STATED EXERCISE: Reproduce every line in the listing that contains the word "соответствующие".

MATERIAL PROVIDED:
--- Begin ---

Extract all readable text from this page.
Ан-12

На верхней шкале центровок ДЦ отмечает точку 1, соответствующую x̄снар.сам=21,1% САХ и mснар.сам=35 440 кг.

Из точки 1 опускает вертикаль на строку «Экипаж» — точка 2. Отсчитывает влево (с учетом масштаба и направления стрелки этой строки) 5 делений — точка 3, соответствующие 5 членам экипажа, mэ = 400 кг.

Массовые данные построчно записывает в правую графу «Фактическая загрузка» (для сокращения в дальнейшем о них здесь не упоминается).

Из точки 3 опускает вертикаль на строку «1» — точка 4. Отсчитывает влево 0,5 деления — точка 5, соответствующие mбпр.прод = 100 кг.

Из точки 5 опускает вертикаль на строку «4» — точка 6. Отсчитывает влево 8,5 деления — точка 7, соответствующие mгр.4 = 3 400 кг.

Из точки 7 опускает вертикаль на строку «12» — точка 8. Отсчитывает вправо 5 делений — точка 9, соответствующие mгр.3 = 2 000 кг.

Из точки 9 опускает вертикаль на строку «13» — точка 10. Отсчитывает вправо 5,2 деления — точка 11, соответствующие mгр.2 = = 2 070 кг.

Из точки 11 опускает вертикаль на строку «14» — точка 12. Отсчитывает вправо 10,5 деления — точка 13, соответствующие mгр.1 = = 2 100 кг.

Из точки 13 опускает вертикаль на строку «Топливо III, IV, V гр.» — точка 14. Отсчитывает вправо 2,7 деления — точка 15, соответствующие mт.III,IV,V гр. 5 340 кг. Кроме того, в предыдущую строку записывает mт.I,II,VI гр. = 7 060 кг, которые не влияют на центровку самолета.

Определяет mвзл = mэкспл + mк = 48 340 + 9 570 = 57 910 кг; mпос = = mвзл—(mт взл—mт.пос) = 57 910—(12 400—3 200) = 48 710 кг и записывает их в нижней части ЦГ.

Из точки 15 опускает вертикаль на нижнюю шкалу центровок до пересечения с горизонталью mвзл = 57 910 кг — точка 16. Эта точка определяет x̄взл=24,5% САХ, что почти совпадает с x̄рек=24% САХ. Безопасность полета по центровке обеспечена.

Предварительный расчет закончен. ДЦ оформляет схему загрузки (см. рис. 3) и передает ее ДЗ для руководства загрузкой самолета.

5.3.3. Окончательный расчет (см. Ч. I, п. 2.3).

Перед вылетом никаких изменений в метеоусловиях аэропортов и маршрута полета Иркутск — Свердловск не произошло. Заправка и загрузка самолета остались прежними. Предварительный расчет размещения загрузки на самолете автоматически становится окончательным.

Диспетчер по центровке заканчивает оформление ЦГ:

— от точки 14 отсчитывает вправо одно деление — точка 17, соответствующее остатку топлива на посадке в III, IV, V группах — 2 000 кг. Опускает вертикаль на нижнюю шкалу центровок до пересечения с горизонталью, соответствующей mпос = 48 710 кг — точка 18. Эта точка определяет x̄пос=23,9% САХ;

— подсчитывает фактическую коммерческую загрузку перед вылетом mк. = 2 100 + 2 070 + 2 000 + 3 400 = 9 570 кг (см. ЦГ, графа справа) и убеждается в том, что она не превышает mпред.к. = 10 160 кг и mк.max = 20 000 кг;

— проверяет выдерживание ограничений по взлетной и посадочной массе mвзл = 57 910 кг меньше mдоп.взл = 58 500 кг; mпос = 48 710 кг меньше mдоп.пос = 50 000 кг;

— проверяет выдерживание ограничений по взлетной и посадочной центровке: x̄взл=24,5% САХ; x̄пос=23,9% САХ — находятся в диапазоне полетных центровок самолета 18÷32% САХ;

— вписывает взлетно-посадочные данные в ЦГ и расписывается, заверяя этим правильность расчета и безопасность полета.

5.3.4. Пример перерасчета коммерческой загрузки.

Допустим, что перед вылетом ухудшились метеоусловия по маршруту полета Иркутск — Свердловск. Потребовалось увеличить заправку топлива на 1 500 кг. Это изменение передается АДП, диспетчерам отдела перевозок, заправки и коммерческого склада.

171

--- End ---

CORRECT RESPONSE:
Из точки 1 опускает вертикаль на строку «Экипаж» — точка 2. Отсчитывает влево (с учетом масштаба и направления стрелки этой строки) 5 делений — точка 3, соответствующие 5 членам экипажа, mэ = 400 кг.
Из точки 3 опускает вертикаль на строку «1» — точка 4. Отсчитывает влево 0,5 деления — точка 5, соответствующие mбпр.прод = 100 кг.
Из точки 5 опускает вертикаль на строку «4» — точка 6. Отсчитывает влево 8,5 деления — точка 7, соответствующие mгр.4 = 3 400 кг.
Из точки 7 опускает вертикаль на строку «12» — точка 8. Отсчитывает вправо 5 делений — точка 9, соответствующие mгр.3 = 2 000 кг.
Из точки 9 опускает вертикаль на строку «13» — точка 10. Отсчитывает вправо 5,2 деления — точка 11, соответствующие mгр.2 = = 2 070 кг.
Из точки 11 опускает вертикаль на строку «14» — точка 12. Отсчитывает вправо 10,5 деления — точка 13, соответствующие mгр.1 = = 2 100 кг.
Из точки 13 опускает вертикаль на строку «Топливо III, IV, V гр.» — точка 14. Отсчитывает вправо 2,7 деления — точка 15, соответствующие mт.III,IV,V гр. 5 340 кг. Кроме того, в предыдущую строку записывает mт.I,II,VI гр. = 7 060 кг, которые не влияют на центровку самолета.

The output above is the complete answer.